■ Do this
Retype every entry in its entirety, without alteration.

■ Data items
------------------------------------
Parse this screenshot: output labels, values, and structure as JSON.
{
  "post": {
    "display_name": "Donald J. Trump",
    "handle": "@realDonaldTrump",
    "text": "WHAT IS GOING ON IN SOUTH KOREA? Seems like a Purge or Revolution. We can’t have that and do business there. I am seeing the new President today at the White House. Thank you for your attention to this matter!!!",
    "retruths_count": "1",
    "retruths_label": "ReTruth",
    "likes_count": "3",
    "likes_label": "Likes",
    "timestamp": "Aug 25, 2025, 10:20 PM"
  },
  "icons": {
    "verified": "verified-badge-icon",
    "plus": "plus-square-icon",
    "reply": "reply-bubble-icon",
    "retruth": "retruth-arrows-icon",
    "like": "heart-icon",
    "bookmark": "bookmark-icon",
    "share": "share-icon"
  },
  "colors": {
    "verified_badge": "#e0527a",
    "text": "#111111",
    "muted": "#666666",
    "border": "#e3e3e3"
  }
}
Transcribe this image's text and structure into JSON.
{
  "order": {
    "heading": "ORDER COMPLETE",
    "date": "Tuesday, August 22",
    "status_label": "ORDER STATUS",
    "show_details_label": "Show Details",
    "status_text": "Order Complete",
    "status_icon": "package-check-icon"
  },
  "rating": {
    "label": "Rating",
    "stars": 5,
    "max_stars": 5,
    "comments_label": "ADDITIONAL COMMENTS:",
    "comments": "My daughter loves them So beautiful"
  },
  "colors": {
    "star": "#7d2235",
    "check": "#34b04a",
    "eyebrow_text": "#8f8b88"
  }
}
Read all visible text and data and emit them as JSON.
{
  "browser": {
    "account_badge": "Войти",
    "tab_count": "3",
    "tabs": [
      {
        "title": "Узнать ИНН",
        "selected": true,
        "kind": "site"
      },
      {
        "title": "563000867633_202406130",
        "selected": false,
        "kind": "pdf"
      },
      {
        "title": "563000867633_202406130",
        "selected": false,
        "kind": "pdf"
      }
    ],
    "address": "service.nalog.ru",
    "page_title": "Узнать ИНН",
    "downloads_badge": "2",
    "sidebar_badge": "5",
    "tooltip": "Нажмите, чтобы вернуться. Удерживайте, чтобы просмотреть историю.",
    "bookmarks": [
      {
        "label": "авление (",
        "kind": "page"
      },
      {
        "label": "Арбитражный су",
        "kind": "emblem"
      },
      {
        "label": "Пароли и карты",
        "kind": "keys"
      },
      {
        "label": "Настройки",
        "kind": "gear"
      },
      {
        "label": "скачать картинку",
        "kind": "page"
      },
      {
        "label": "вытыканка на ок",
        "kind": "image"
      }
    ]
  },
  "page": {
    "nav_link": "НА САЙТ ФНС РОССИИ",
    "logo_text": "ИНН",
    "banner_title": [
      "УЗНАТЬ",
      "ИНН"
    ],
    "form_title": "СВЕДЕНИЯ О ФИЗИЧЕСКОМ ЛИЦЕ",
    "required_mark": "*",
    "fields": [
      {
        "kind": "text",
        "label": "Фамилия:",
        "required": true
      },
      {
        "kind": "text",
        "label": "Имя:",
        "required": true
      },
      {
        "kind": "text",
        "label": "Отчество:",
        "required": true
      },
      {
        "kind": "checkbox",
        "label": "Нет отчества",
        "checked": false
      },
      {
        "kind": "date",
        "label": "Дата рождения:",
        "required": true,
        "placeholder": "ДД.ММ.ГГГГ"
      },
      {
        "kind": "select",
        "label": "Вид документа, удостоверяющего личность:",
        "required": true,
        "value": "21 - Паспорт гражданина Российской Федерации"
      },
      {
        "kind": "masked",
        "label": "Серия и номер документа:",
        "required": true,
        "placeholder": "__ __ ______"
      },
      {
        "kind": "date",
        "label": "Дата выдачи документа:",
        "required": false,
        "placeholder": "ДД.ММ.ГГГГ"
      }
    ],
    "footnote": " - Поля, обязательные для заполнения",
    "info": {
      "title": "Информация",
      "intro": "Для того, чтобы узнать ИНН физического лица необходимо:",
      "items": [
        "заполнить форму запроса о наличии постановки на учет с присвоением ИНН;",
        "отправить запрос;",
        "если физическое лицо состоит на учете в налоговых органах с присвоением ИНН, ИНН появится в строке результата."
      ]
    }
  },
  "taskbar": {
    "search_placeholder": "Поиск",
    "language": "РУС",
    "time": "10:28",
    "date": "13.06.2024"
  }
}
------------------------------------
■ Task solution
Parse this screenshot: output labels, values, and structure as JSON.
{
  "post": {
    "display_name": "Donald J. Trump",
    "handle": "@realDonaldTrump",
    "text": "WHAT IS GOING ON IN SOUTH KOREA? Seems like a Purge or Revolution. We can’t have that and do business there. I am seeing the new President today at the White House. Thank you for your attention to this matter!!!",
    "retruths_count": "1",
    "retruths_label": "ReTruth",
    "likes_count": "3",
    "likes_label": "Likes",
    "timestamp": "Aug 25, 2025, 10:20 PM"
  },
  "icons": {
    "verified": "verified-badge-icon",
    "plus": "plus-square-icon",
    "reply": "reply-bubble-icon",
    "retruth": "retruth-arrows-icon",
    "like": "heart-icon",
    "bookmark": "bookmark-icon",
    "share": "share-icon"
  },
  "colors": {
    "verified_badge": "#e0527a",
    "text": "#111111",
    "muted": "#666666",
    "border": "#e3e3e3"
  }
}
Transcribe this image's text and structure into JSON.
{
  "order": {
    "heading": "ORDER COMPLETE",
    "date": "Tuesday, August 22",
    "status_label": "ORDER STATUS",
    "show_details_label": "Show Details",
    "status_text": "Order Complete",
    "status_icon": "package-check-icon"
  },
  "rating": {
    "label": "Rating",
    "stars": 5,
    "max_stars": 5,
    "comments_label": "ADDITIONAL COMMENTS:",
    "comments": "My daughter loves them So beautiful"
  },
  "colors": {
    "star": "#7d2235",
    "check": "#34b04a",
    "eyebrow_text": "#8f8b88"
  }
}
Read all visible text and data and emit them as JSON.
{
  "browser": {
    "account_badge": "Войти",
    "tab_count": "3",
    "tabs": [
      {
        "title": "Узнать ИНН",
        "selected": true,
        "kind": "site"
      },
      {
        "title": "563000867633_202406130",
        "selected": false,
        "kind": "pdf"
      },
      {
        "title": "563000867633_202406130",
        "selected": false,
        "kind": "pdf"
      }
    ],
    "address": "service.nalog.ru",
    "page_title": "Узнать ИНН",
    "downloads_badge": "2",
    "sidebar_badge": "5",
    "tooltip": "Нажмите, чтобы вернуться. Удерживайте, чтобы просмотреть историю.",
    "bookmarks": [
      {
        "label": "авление (",
        "kind": "page"
      },
      {
        "label": "Арбитражный су",
        "kind": "emblem"
      },
      {
        "label": "Пароли и карты",
        "kind": "keys"
      },
      {
        "label": "Настройки",
        "kind": "gear"
      },
      {
        "label": "скачать картинку",
        "kind": "page"
      },
      {
        "label": "вытыканка на ок",
        "kind": "image"
      }
    ]
  },
  "page": {
    "nav_link": "НА САЙТ ФНС РОССИИ",
    "logo_text": "ИНН",
    "banner_title": [
      "УЗНАТЬ",
      "ИНН"
    ],
    "form_title": "СВЕДЕНИЯ О ФИЗИЧЕСКОМ ЛИЦЕ",
    "required_mark": "*",
    "fields": [
      {
        "kind": "text",
        "label": "Фамилия:",
        "required": true
      },
      {
        "kind": "text",
        "label": "Имя:",
        "required": true
      },
      {
        "kind": "text",
        "label": "Отчество:",
        "required": true
      },
      {
        "kind": "checkbox",
        "label": "Нет отчества",
        "checked": false
      },
      {
        "kind": "date",
        "label": "Дата рождения:",
        "required": true,
        "placeholder": "ДД.ММ.ГГГГ"
      },
      {
        "kind": "select",
        "label": "Вид документа, удостоверяющего личность:",
        "required": true,
        "value": "21 - Паспорт гражданина Российской Федерации"
      },
      {
        "kind": "masked",
        "label": "Серия и номер документа:",
        "required": true,
        "placeholder": "__ __ ______"
      },
      {
        "kind": "date",
        "label": "Дата выдачи документа:",
        "required": false,
        "placeholder": "ДД.ММ.ГГГГ"
      }
    ],
    "footnote": " - Поля, обязательные для заполнения",
    "info": {
      "title": "Информация",
      "intro": "Для того, чтобы узнать ИНН физического лица необходимо:",
      "items": [
        "заполнить форму запроса о наличии постановки на учет с присвоением ИНН;",
        "отправить запрос;",
        "если физическое лицо состоит на учете в налоговых органах с присвоением ИНН, ИНН появится в строке результата."
      ]
    }
  },
  "taskbar": {
    "search_placeholder": "Поиск",
    "language": "РУС",
    "time": "10:28",
    "date": "13.06.2024"
  }
}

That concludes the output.